# Task statement
The entries are to be returned exactly, with images left out.
==== Provided entries
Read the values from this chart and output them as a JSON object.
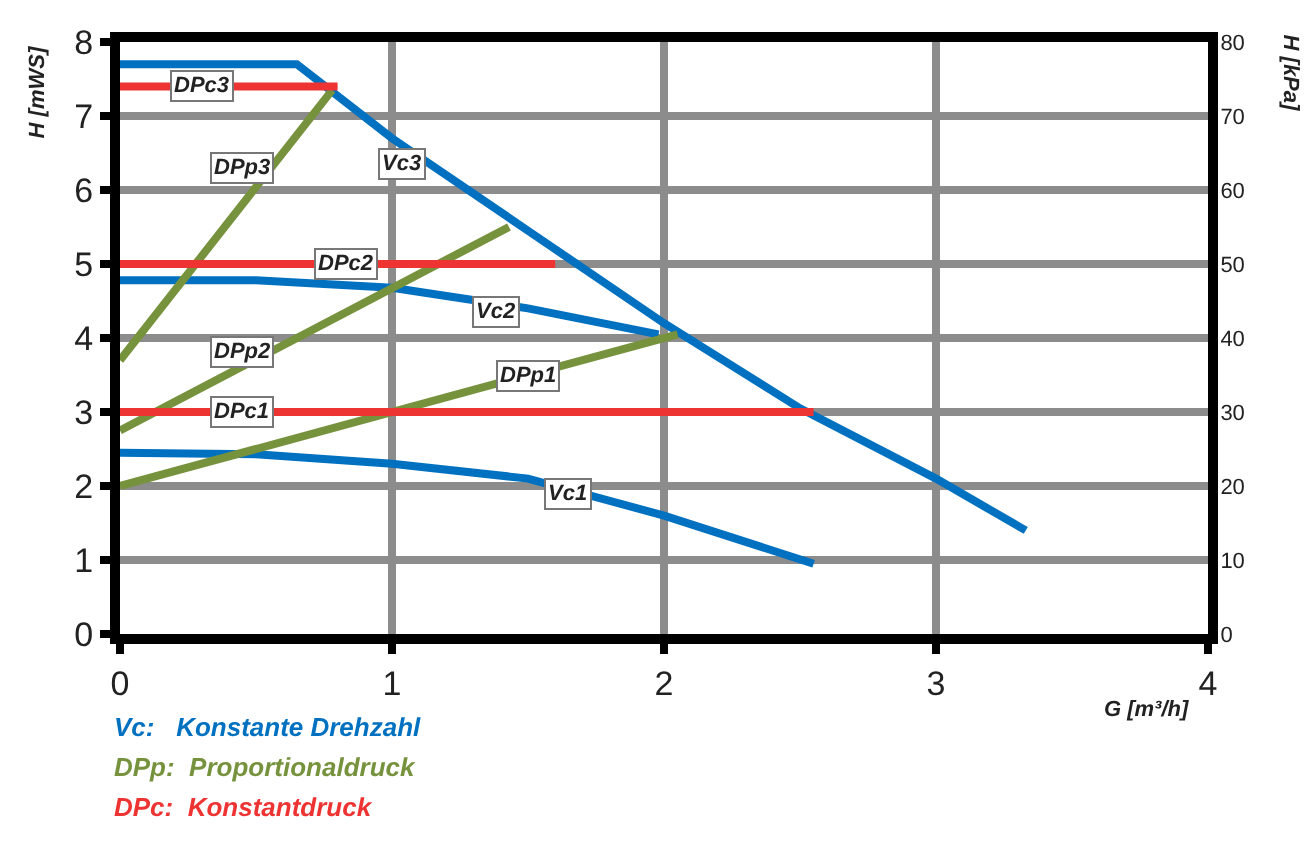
{
  "chart_data": {
    "type": "line",
    "xlabel": "G [m³/h]",
    "ylabel": "H [mWS]",
    "y2label": "H [kPa]",
    "xlim": [
      0,
      4
    ],
    "xticks": [
      0,
      1,
      2,
      3,
      4
    ],
    "ylim": [
      0,
      8
    ],
    "yticks": [
      0,
      1,
      2,
      3,
      4,
      5,
      6,
      7,
      8
    ],
    "y2lim": [
      0,
      80
    ],
    "y2ticks": [
      0,
      10,
      20,
      30,
      40,
      50,
      60,
      70,
      80
    ],
    "grid": true,
    "legend": false,
    "line_style": "solid",
    "marker": "none",
    "series": [
      {
        "color": "#0070c0",
        "x": [
          0,
          0.65,
          1.0,
          1.5,
          2.0,
          2.5,
          3.0,
          3.33
        ],
        "values": [
          7.7,
          7.7,
          6.7,
          5.45,
          4.2,
          3.05,
          2.1,
          1.4
        ]
      },
      {
        "color": "#0070c0",
        "x": [
          0,
          0.5,
          1.0,
          1.5,
          1.98
        ],
        "values": [
          4.78,
          4.78,
          4.68,
          4.4,
          4.05
        ]
      },
      {
        "color": "#0070c0",
        "x": [
          0,
          0.5,
          1.0,
          1.5,
          2.0,
          2.55
        ],
        "values": [
          2.45,
          2.43,
          2.3,
          2.1,
          1.6,
          0.95
        ]
      },
      {
        "color": "#76923c",
        "x": [
          0,
          0.78
        ],
        "values": [
          3.7,
          7.35
        ]
      },
      {
        "color": "#76923c",
        "x": [
          0,
          1.43
        ],
        "values": [
          2.75,
          5.5
        ]
      },
      {
        "color": "#76923c",
        "x": [
          0,
          2.05
        ],
        "values": [
          2.0,
          4.05
        ]
      },
      {
        "color": "#ee3333",
        "x": [
          0,
          0.8
        ],
        "values": [
          7.4,
          7.4
        ]
      },
      {
        "color": "#ee3333",
        "x": [
          0,
          1.6
        ],
        "values": [
          5.0,
          5.0
        ]
      },
      {
        "color": "#ee3333",
        "x": [
          0,
          2.55
        ],
        "values": [
          3.0,
          3.0
        ]
      }
    ],
    "annotations": [
      {
        "text": "DPc3",
        "x": 0.3,
        "y": 7.4
      },
      {
        "text": "Vc3",
        "x": 1.04,
        "y": 6.35
      },
      {
        "text": "DPp3",
        "x": 0.45,
        "y": 6.3
      },
      {
        "text": "DPc2",
        "x": 0.83,
        "y": 5.0
      },
      {
        "text": "Vc2",
        "x": 1.38,
        "y": 4.35
      },
      {
        "text": "DPp2",
        "x": 0.45,
        "y": 3.8
      },
      {
        "text": "DPp1",
        "x": 1.5,
        "y": 3.5
      },
      {
        "text": "DPc1",
        "x": 0.45,
        "y": 3.0
      },
      {
        "text": "Vc1",
        "x": 1.65,
        "y": 1.9
      },
      "Vc:   Konstante Drehzahl",
      "DPp:  Proportionaldruck",
      "DPc:  Konstantdruck"
    ]
  }
}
========
# The answer
Read the values from this chart and output them as a JSON object.
{
  "chart_data": {
    "type": "line",
    "xlabel": "G [m³/h]",
    "ylabel": "H [mWS]",
    "y2label": "H [kPa]",
    "xlim": [
      0,
      4
    ],
    "xticks": [
      0,
      1,
      2,
      3,
      4
    ],
    "ylim": [
      0,
      8
    ],
    "yticks": [
      0,
      1,
      2,
      3,
      4,
      5,
      6,
      7,
      8
    ],
    "y2lim": [
      0,
      80
    ],
    "y2ticks": [
      0,
      10,
      20,
      30,
      40,
      50,
      60,
      70,
      80
    ],
    "grid": true,
    "legend": false,
    "line_style": "solid",
    "marker": "none",
    "series": [
      {
        "color": "#0070c0",
        "x": [
          0,
          0.65,
          1.0,
          1.5,
          2.0,
          2.5,
          3.0,
          3.33
        ],
        "values": [
          7.7,
          7.7,
          6.7,
          5.45,
          4.2,
          3.05,
          2.1,
          1.4
        ]
      },
      {
        "color": "#0070c0",
        "x": [
          0,
          0.5,
          1.0,
          1.5,
          1.98
        ],
        "values": [
          4.78,
          4.78,
          4.68,
          4.4,
          4.05
        ]
      },
      {
        "color": "#0070c0",
        "x": [
          0,
          0.5,
          1.0,
          1.5,
          2.0,
          2.55
        ],
        "values": [
          2.45,
          2.43,
          2.3,
          2.1,
          1.6,
          0.95
        ]
      },
      {
        "color": "#76923c",
        "x": [
          0,
          0.78
        ],
        "values": [
          3.7,
          7.35
        ]
      },
      {
        "color": "#76923c",
        "x": [
          0,
          1.43
        ],
        "values": [
          2.75,
          5.5
        ]
      },
      {
        "color": "#76923c",
        "x": [
          0,
          2.05
        ],
        "values": [
          2.0,
          4.05
        ]
      },
      {
        "color": "#ee3333",
        "x": [
          0,
          0.8
        ],
        "values": [
          7.4,
          7.4
        ]
      },
      {
        "color": "#ee3333",
        "x": [
          0,
          1.6
        ],
        "values": [
          5.0,
          5.0
        ]
      },
      {
        "color": "#ee3333",
        "x": [
          0,
          2.55
        ],
        "values": [
          3.0,
          3.0
        ]
      }
    ],
    "annotations": [
      {
        "text": "DPc3",
        "x": 0.3,
        "y": 7.4
      },
      {
        "text": "Vc3",
        "x": 1.04,
        "y": 6.35
      },
      {
        "text": "DPp3",
        "x": 0.45,
        "y": 6.3
      },
      {
        "text": "DPc2",
        "x": 0.83,
        "y": 5.0
      },
      {
        "text": "Vc2",
        "x": 1.38,
        "y": 4.35
      },
      {
        "text": "DPp2",
        "x": 0.45,
        "y": 3.8
      },
      {
        "text": "DPp1",
        "x": 1.5,
        "y": 3.5
      },
      {
        "text": "DPc1",
        "x": 0.45,
        "y": 3.0
      },
      {
        "text": "Vc1",
        "x": 1.65,
        "y": 1.9
      },
      "Vc:   Konstante Drehzahl",
      "DPp:  Proportionaldruck",
      "DPc:  Konstantdruck"
    ]
  }
}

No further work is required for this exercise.